Copy, from the entries below, each line where the word "image" can be found.
## Begin
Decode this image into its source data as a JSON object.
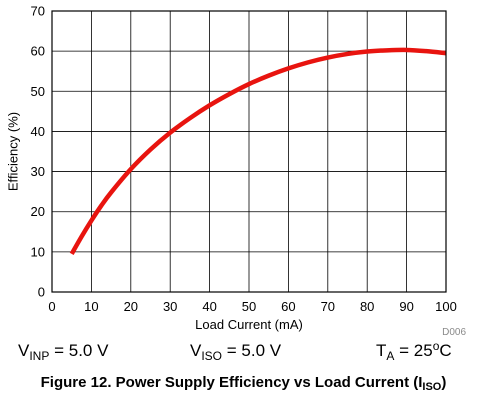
{
  "chart_data": {
    "type": "line",
    "title": "",
    "xlabel": "Load Current (mA)",
    "ylabel": "Efficiency (%)",
    "xlim": [
      0,
      100
    ],
    "ylim": [
      0,
      70
    ],
    "xticks": [
      0,
      10,
      20,
      30,
      40,
      50,
      60,
      70,
      80,
      90,
      100
    ],
    "yticks": [
      0,
      10,
      20,
      30,
      40,
      50,
      60,
      70
    ],
    "grid": true,
    "series": [
      {
        "color": "#e8140f",
        "x": [
          5,
          7.5,
          10,
          12.5,
          15,
          20,
          25,
          30,
          35,
          40,
          45,
          50,
          55,
          60,
          65,
          70,
          75,
          80,
          85,
          90,
          95,
          100
        ],
        "y": [
          9.5,
          13.8,
          17.8,
          21.5,
          24.8,
          30.6,
          35.5,
          39.7,
          43.3,
          46.5,
          49.3,
          51.8,
          53.9,
          55.7,
          57.2,
          58.4,
          59.3,
          59.9,
          60.2,
          60.3,
          60.0,
          59.5
        ]
      }
    ],
    "annotation": "D006"
  },
  "conditions": {
    "vinp": {
      "main": "V",
      "sub": "INP",
      "rest": " = 5.0 V"
    },
    "viso": {
      "main": "V",
      "sub": "ISO",
      "rest": " = 5.0 V"
    },
    "ta": {
      "main": "T",
      "sub": "A",
      "rest": " = 25",
      "sup": "o",
      "unit": "C"
    }
  },
  "caption": {
    "text": "Figure 12. Power Supply Efficiency vs Load Current (I",
    "sub": "ISO",
    "close": ")"
  }
}
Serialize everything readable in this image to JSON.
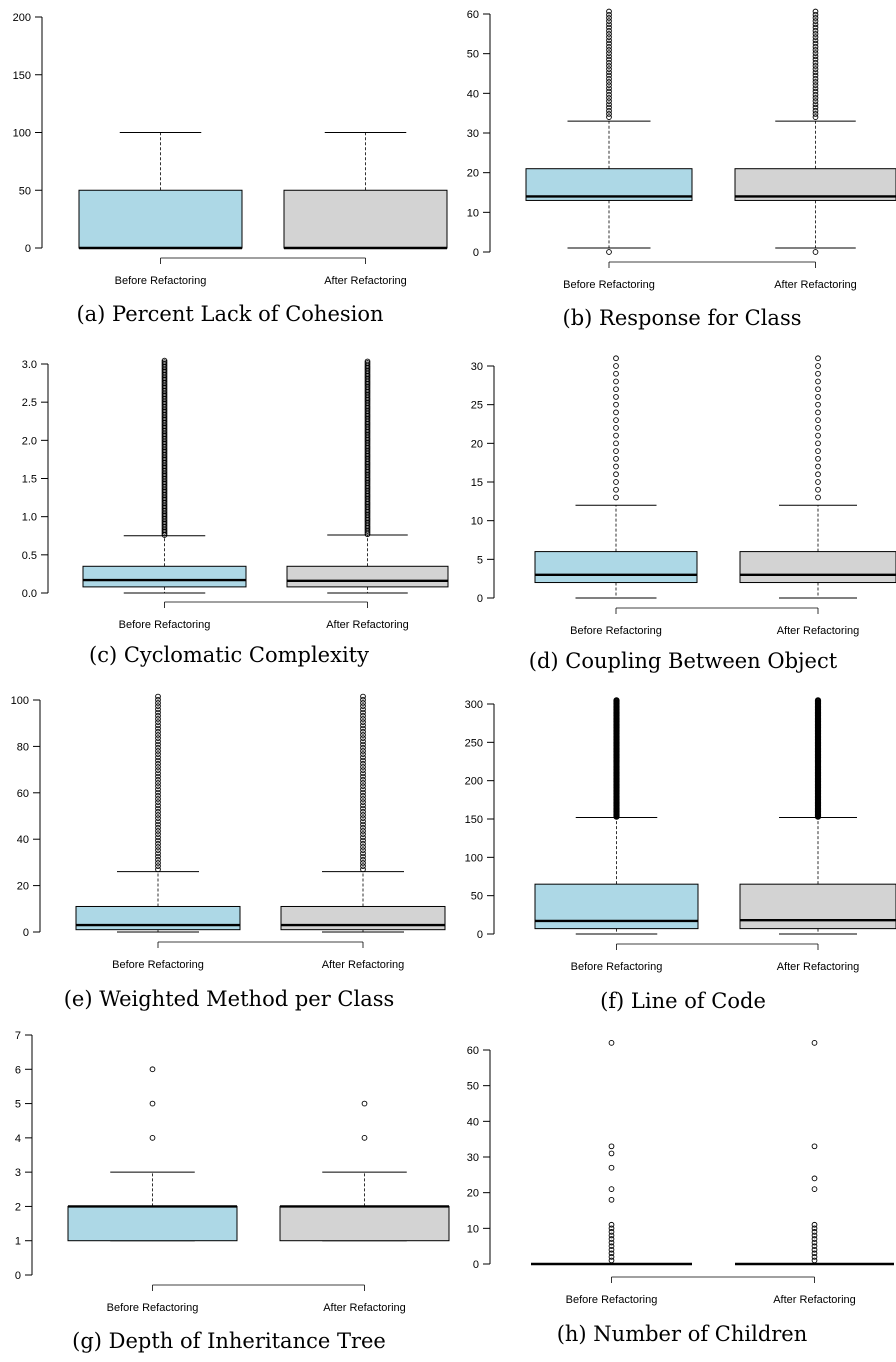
{
  "colors": {
    "before_fill": "#add8e6",
    "after_fill": "#d3d3d3",
    "line": "#000000"
  },
  "chart_data": [
    {
      "id": "a",
      "type": "boxplot",
      "caption": "(a) Percent Lack of Cohesion",
      "categories": [
        "Before Refactoring",
        "After Refactoring"
      ],
      "y_ticks": [
        0,
        50,
        100,
        150,
        200
      ],
      "ylim": [
        0,
        200
      ],
      "boxes": [
        {
          "whisker_low": 0,
          "q1": 0,
          "median": 0,
          "q3": 50,
          "whisker_high": 100,
          "outliers": []
        },
        {
          "whisker_low": 0,
          "q1": 0,
          "median": 0,
          "q3": 50,
          "whisker_high": 100,
          "outliers": []
        }
      ]
    },
    {
      "id": "b",
      "type": "boxplot",
      "caption": "(b) Response for Class",
      "categories": [
        "Before Refactoring",
        "After Refactoring"
      ],
      "y_ticks": [
        0,
        10,
        20,
        30,
        40,
        50,
        60
      ],
      "ylim": [
        0,
        60
      ],
      "boxes": [
        {
          "whisker_low": 1,
          "q1": 13,
          "median": 14,
          "q3": 21,
          "whisker_high": 33,
          "outliers": [
            0
          ],
          "outlier_range": [
            34,
            62
          ]
        },
        {
          "whisker_low": 1,
          "q1": 13,
          "median": 14,
          "q3": 21,
          "whisker_high": 33,
          "outliers": [
            0
          ],
          "outlier_range": [
            34,
            62
          ]
        }
      ]
    },
    {
      "id": "c",
      "type": "boxplot",
      "caption": "(c) Cyclomatic Complexity",
      "categories": [
        "Before Refactoring",
        "After Refactoring"
      ],
      "y_ticks": [
        "0.0",
        "0.5",
        "1.0",
        "1.5",
        "2.0",
        "2.5",
        "3.0"
      ],
      "ylim": [
        0,
        3.0
      ],
      "boxes": [
        {
          "whisker_low": 0,
          "q1": 0.08,
          "median": 0.17,
          "q3": 0.35,
          "whisker_high": 0.75,
          "outliers": [],
          "outlier_range": [
            0.76,
            3.1
          ]
        },
        {
          "whisker_low": 0,
          "q1": 0.08,
          "median": 0.16,
          "q3": 0.35,
          "whisker_high": 0.76,
          "outliers": [],
          "outlier_range": [
            0.77,
            3.1
          ]
        }
      ]
    },
    {
      "id": "d",
      "type": "boxplot",
      "caption": "(d) Coupling Between Object",
      "categories": [
        "Before Refactoring",
        "After Refactoring"
      ],
      "y_ticks": [
        0,
        5,
        10,
        15,
        20,
        25,
        30
      ],
      "ylim": [
        0,
        30
      ],
      "boxes": [
        {
          "whisker_low": 0,
          "q1": 2,
          "median": 3,
          "q3": 6,
          "whisker_high": 12,
          "outliers": [
            13,
            14,
            15,
            16,
            17,
            18,
            19,
            20,
            21,
            22,
            23,
            24,
            25,
            26,
            27,
            28,
            29,
            30,
            31
          ]
        },
        {
          "whisker_low": 0,
          "q1": 2,
          "median": 3,
          "q3": 6,
          "whisker_high": 12,
          "outliers": [
            13,
            14,
            15,
            16,
            17,
            18,
            19,
            20,
            21,
            22,
            23,
            24,
            25,
            26,
            27,
            28,
            29,
            30,
            31
          ]
        }
      ]
    },
    {
      "id": "e",
      "type": "boxplot",
      "caption": "(e) Weighted Method per Class",
      "categories": [
        "Before Refactoring",
        "After Refactoring"
      ],
      "y_ticks": [
        0,
        20,
        40,
        60,
        80,
        100
      ],
      "ylim": [
        0,
        100
      ],
      "boxes": [
        {
          "whisker_low": 0,
          "q1": 1,
          "median": 3,
          "q3": 11,
          "whisker_high": 26,
          "outliers": [],
          "outlier_range": [
            27,
            103
          ]
        },
        {
          "whisker_low": 0,
          "q1": 1,
          "median": 3,
          "q3": 11,
          "whisker_high": 26,
          "outliers": [],
          "outlier_range": [
            27,
            103
          ]
        }
      ]
    },
    {
      "id": "f",
      "type": "boxplot",
      "caption": "(f) Line of Code",
      "categories": [
        "Before Refactoring",
        "After Refactoring"
      ],
      "y_ticks": [
        0,
        50,
        100,
        150,
        200,
        250,
        300
      ],
      "ylim": [
        0,
        300
      ],
      "boxes": [
        {
          "whisker_low": 0,
          "q1": 7,
          "median": 17,
          "q3": 65,
          "whisker_high": 152,
          "outliers": [],
          "outlier_range": [
            153,
            310
          ]
        },
        {
          "whisker_low": 0,
          "q1": 7,
          "median": 18,
          "q3": 65,
          "whisker_high": 152,
          "outliers": [],
          "outlier_range": [
            153,
            310
          ]
        }
      ]
    },
    {
      "id": "g",
      "type": "boxplot",
      "caption": "(g) Depth of Inheritance Tree",
      "categories": [
        "Before Refactoring",
        "After Refactoring"
      ],
      "y_ticks": [
        0,
        1,
        2,
        3,
        4,
        5,
        6,
        7
      ],
      "ylim": [
        0,
        7
      ],
      "boxes": [
        {
          "whisker_low": 1,
          "q1": 1,
          "median": 2,
          "q3": 2,
          "whisker_high": 3,
          "outliers": [
            4,
            5,
            6
          ]
        },
        {
          "whisker_low": 1,
          "q1": 1,
          "median": 2,
          "q3": 2,
          "whisker_high": 3,
          "outliers": [
            4,
            5
          ]
        }
      ]
    },
    {
      "id": "h",
      "type": "boxplot",
      "caption": "(h) Number of Children",
      "categories": [
        "Before Refactoring",
        "After Refactoring"
      ],
      "y_ticks": [
        0,
        10,
        20,
        30,
        40,
        50,
        60
      ],
      "ylim": [
        0,
        60
      ],
      "boxes": [
        {
          "whisker_low": 0,
          "q1": 0,
          "median": 0,
          "q3": 0,
          "whisker_high": 0,
          "outliers": [
            1,
            2,
            3,
            4,
            5,
            6,
            7,
            8,
            9,
            10,
            11,
            18,
            21,
            27,
            31,
            33,
            62
          ]
        },
        {
          "whisker_low": 0,
          "q1": 0,
          "median": 0,
          "q3": 0,
          "whisker_high": 0,
          "outliers": [
            1,
            2,
            3,
            4,
            5,
            6,
            7,
            8,
            9,
            10,
            11,
            21,
            24,
            33,
            62
          ]
        }
      ]
    }
  ]
}
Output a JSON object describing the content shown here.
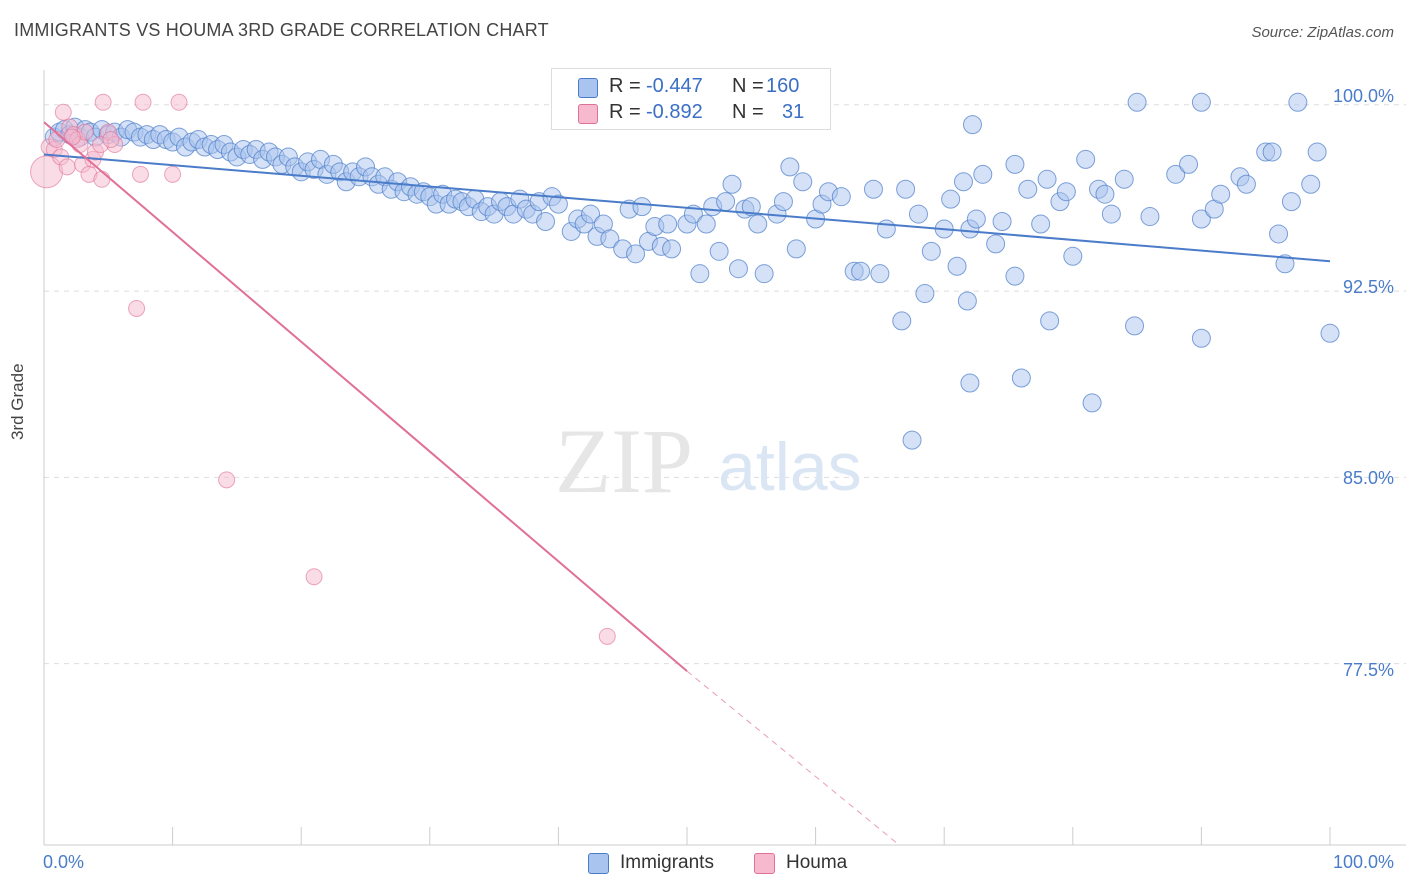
## End
◆ Exercise output ◆
Decode this image into its source data as a JSON object.
Serialize everything readable in this image to JSON.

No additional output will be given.